*Given task*
Filter the data for lines with the word "been", then copy every line so identified.

■ ■ ■ ■ ■

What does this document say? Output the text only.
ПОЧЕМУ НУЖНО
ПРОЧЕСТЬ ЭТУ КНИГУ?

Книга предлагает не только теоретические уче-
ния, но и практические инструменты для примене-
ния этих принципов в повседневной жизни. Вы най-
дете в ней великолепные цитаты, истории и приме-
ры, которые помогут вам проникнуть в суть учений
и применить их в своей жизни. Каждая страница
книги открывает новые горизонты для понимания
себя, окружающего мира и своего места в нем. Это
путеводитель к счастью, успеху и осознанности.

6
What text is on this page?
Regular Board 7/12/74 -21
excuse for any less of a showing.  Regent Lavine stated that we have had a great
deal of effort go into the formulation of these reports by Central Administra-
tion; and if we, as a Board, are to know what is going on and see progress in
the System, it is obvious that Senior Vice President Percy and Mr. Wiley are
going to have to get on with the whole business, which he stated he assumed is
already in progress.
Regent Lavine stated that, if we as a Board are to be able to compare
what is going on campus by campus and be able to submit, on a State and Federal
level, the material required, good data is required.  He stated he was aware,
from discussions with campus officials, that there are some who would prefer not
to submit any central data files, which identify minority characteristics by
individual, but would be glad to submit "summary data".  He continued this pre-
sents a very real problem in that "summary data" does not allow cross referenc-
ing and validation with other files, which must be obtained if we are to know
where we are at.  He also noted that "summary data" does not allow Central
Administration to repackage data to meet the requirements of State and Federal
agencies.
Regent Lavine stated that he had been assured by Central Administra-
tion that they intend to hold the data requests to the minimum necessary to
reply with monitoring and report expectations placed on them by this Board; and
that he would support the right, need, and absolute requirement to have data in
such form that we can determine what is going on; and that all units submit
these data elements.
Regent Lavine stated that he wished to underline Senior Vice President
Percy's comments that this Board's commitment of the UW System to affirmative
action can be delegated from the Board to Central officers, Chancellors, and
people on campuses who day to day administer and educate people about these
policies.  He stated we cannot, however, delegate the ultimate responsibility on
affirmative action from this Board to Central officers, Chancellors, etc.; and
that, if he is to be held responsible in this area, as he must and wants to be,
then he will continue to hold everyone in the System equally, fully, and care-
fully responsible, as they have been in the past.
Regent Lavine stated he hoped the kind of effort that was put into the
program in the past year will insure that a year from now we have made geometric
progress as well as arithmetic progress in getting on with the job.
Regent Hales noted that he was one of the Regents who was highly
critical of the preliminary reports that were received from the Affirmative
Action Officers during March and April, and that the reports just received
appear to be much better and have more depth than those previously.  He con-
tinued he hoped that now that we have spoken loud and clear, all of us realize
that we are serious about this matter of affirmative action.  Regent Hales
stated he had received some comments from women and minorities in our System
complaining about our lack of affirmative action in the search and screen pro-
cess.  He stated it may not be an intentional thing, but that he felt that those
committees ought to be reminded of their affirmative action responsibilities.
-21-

■ ■ ■ ■ ■

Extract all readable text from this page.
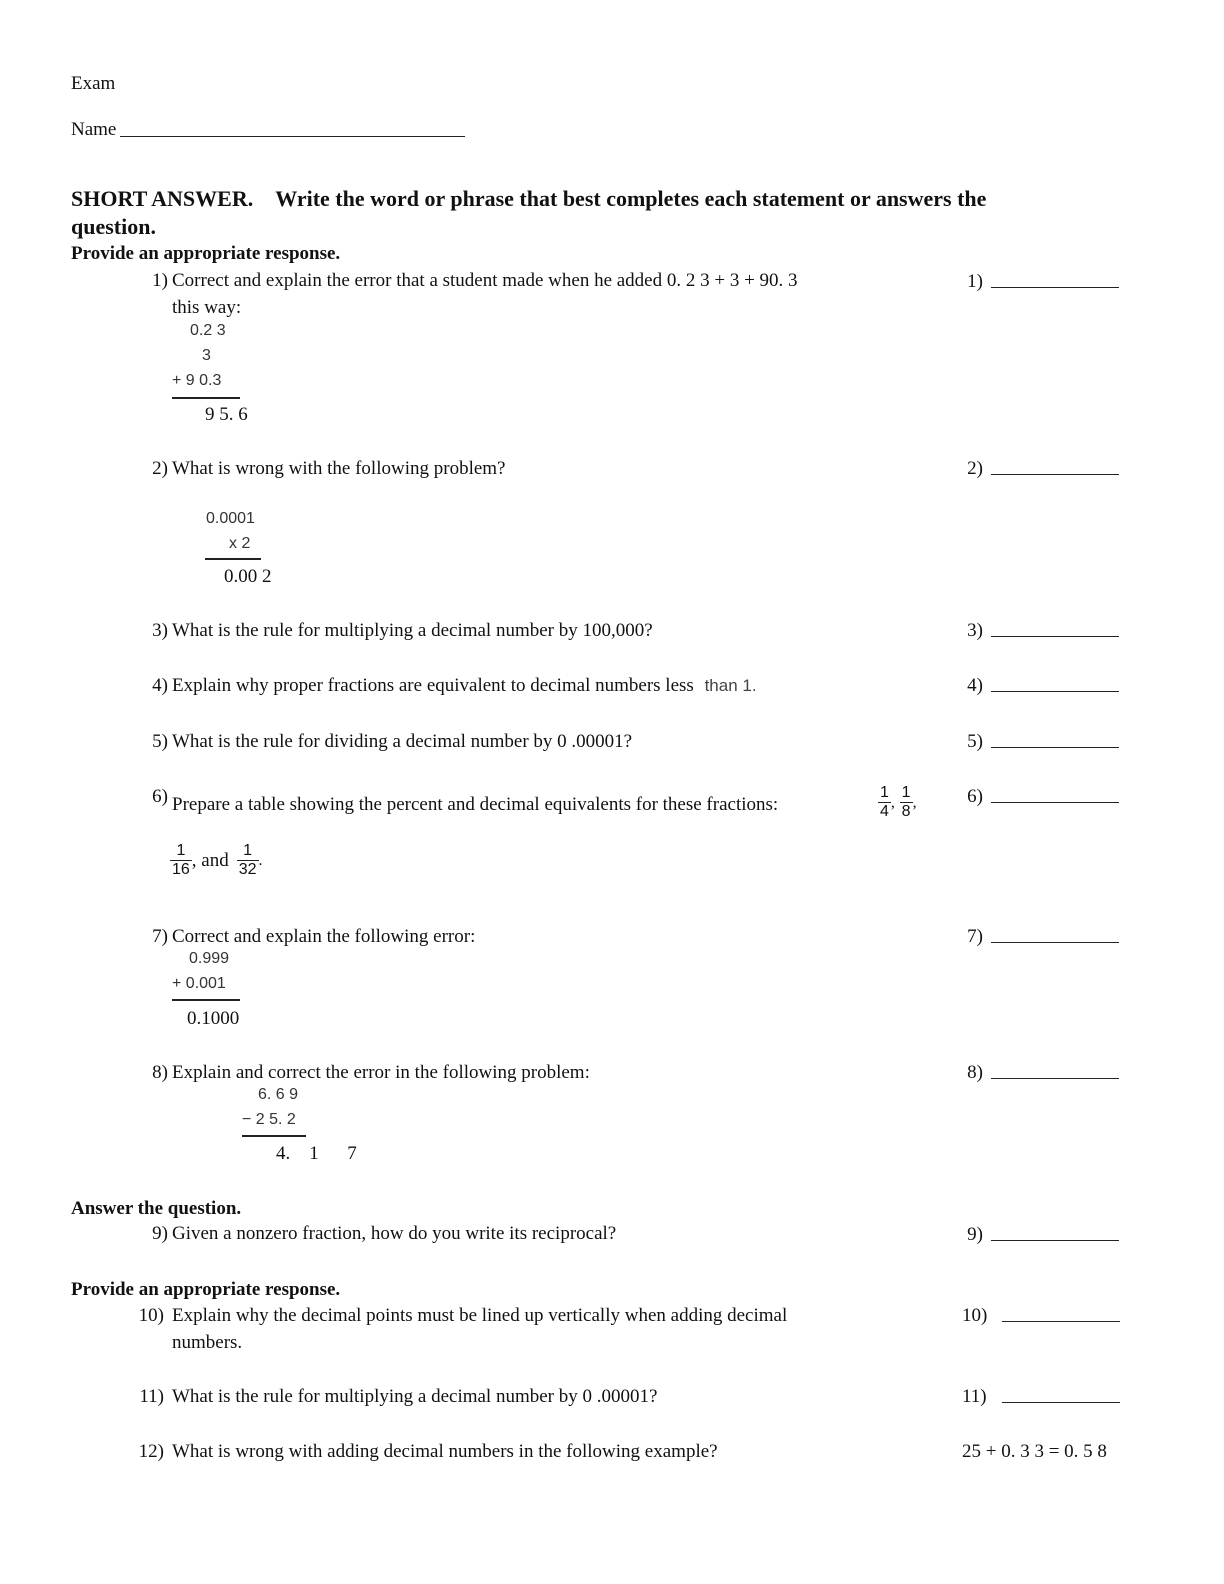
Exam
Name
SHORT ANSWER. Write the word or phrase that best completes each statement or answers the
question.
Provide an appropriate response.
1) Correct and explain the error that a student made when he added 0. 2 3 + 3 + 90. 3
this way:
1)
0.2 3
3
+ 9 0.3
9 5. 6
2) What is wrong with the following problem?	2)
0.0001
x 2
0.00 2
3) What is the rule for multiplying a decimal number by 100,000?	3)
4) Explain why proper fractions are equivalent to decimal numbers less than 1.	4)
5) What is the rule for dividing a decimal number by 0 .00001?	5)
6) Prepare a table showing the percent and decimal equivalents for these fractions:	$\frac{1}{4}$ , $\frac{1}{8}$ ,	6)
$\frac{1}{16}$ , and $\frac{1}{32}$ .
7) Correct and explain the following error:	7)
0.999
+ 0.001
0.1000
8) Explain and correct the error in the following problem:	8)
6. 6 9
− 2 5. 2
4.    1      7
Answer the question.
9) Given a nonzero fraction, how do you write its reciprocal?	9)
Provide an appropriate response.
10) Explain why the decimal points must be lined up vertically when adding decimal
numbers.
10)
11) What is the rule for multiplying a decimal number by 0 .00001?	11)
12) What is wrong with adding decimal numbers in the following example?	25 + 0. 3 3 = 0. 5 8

■ ■ ■ ■ ■

*Solution*
Regent Lavine stated that he had been assured by Central Administra-
fully responsible, as they have been in the past.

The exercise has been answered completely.